===== TASK INPUTS =====
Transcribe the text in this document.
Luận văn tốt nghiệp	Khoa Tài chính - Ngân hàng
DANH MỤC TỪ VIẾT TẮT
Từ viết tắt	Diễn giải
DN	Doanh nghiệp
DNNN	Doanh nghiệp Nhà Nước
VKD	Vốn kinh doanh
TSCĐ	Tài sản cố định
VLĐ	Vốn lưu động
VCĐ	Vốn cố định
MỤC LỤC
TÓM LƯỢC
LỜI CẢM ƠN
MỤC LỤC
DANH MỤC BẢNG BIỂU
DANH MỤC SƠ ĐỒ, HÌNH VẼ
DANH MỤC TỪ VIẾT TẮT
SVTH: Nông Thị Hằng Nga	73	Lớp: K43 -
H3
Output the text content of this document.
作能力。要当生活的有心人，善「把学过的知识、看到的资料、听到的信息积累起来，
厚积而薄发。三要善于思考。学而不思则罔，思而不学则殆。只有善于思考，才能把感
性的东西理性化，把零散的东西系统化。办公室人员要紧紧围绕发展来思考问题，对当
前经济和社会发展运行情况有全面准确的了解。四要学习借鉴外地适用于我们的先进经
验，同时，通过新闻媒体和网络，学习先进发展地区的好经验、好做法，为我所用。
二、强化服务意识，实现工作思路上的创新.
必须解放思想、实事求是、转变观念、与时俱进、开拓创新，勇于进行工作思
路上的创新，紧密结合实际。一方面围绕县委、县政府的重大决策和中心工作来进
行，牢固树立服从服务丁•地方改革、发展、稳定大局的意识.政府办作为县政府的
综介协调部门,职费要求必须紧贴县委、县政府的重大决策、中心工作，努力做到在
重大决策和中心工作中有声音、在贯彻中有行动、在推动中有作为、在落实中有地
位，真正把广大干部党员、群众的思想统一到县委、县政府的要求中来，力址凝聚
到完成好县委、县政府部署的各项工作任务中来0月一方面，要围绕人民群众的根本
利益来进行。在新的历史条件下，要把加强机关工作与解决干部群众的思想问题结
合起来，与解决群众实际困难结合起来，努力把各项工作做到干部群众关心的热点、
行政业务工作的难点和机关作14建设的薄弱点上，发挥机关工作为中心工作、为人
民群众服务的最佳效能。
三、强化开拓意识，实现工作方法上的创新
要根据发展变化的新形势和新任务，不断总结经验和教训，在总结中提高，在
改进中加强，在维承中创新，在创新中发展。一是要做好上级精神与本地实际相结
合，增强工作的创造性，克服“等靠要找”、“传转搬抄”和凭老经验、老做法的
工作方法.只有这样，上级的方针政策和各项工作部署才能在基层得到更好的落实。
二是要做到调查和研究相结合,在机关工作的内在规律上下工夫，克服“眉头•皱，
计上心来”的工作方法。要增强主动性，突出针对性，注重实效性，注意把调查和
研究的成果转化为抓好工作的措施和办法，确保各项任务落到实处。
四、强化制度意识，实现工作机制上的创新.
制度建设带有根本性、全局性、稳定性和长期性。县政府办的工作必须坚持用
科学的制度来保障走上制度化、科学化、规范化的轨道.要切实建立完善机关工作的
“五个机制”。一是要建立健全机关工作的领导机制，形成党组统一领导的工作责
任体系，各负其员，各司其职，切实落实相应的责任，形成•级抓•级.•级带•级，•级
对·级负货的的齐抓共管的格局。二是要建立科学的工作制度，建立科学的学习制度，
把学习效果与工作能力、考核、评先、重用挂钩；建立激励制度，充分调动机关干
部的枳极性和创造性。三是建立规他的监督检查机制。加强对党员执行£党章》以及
=====
WHAT IS EXPECTED.
Every line above should be printed again exactly as it stands.

FULL SOLUTION.
Transcribe the text in this document.
Luận văn tốt nghiệp	Khoa Tài chính - Ngân hàng
DANH MỤC TỪ VIẾT TẮT
Từ viết tắt	Diễn giải
DN	Doanh nghiệp
DNNN	Doanh nghiệp Nhà Nước
VKD	Vốn kinh doanh
TSCĐ	Tài sản cố định
VLĐ	Vốn lưu động
VCĐ	Vốn cố định
MỤC LỤC
TÓM LƯỢC
LỜI CẢM ƠN
MỤC LỤC
DANH MỤC BẢNG BIỂU
DANH MỤC SƠ ĐỒ, HÌNH VẼ
DANH MỤC TỪ VIẾT TẮT
SVTH: Nông Thị Hằng Nga	73	Lớp: K43 -
H3
Output the text content of this document.
作能力。要当生活的有心人，善「把学过的知识、看到的资料、听到的信息积累起来，
厚积而薄发。三要善于思考。学而不思则罔，思而不学则殆。只有善于思考，才能把感
性的东西理性化，把零散的东西系统化。办公室人员要紧紧围绕发展来思考问题，对当
前经济和社会发展运行情况有全面准确的了解。四要学习借鉴外地适用于我们的先进经
验，同时，通过新闻媒体和网络，学习先进发展地区的好经验、好做法，为我所用。
二、强化服务意识，实现工作思路上的创新.
必须解放思想、实事求是、转变观念、与时俱进、开拓创新，勇于进行工作思
路上的创新，紧密结合实际。一方面围绕县委、县政府的重大决策和中心工作来进
行，牢固树立服从服务丁•地方改革、发展、稳定大局的意识.政府办作为县政府的
综介协调部门,职费要求必须紧贴县委、县政府的重大决策、中心工作，努力做到在
重大决策和中心工作中有声音、在贯彻中有行动、在推动中有作为、在落实中有地
位，真正把广大干部党员、群众的思想统一到县委、县政府的要求中来，力址凝聚
到完成好县委、县政府部署的各项工作任务中来0月一方面，要围绕人民群众的根本
利益来进行。在新的历史条件下，要把加强机关工作与解决干部群众的思想问题结
合起来，与解决群众实际困难结合起来，努力把各项工作做到干部群众关心的热点、
行政业务工作的难点和机关作14建设的薄弱点上，发挥机关工作为中心工作、为人
民群众服务的最佳效能。
三、强化开拓意识，实现工作方法上的创新
要根据发展变化的新形势和新任务，不断总结经验和教训，在总结中提高，在
改进中加强，在维承中创新，在创新中发展。一是要做好上级精神与本地实际相结
合，增强工作的创造性，克服“等靠要找”、“传转搬抄”和凭老经验、老做法的
工作方法.只有这样，上级的方针政策和各项工作部署才能在基层得到更好的落实。
二是要做到调查和研究相结合,在机关工作的内在规律上下工夫，克服“眉头•皱，
计上心来”的工作方法。要增强主动性，突出针对性，注重实效性，注意把调查和
研究的成果转化为抓好工作的措施和办法，确保各项任务落到实处。
四、强化制度意识，实现工作机制上的创新.
制度建设带有根本性、全局性、稳定性和长期性。县政府办的工作必须坚持用
科学的制度来保障走上制度化、科学化、规范化的轨道.要切实建立完善机关工作的
“五个机制”。一是要建立健全机关工作的领导机制，形成党组统一领导的工作责
任体系，各负其员，各司其职，切实落实相应的责任，形成•级抓•级.•级带•级，•级
对·级负货的的齐抓共管的格局。二是要建立科学的工作制度，建立科学的学习制度，
把学习效果与工作能力、考核、评先、重用挂钩；建立激励制度，充分调动机关干
部的枳极性和创造性。三是建立规他的监督检查机制。加强对党员执行£党章》以及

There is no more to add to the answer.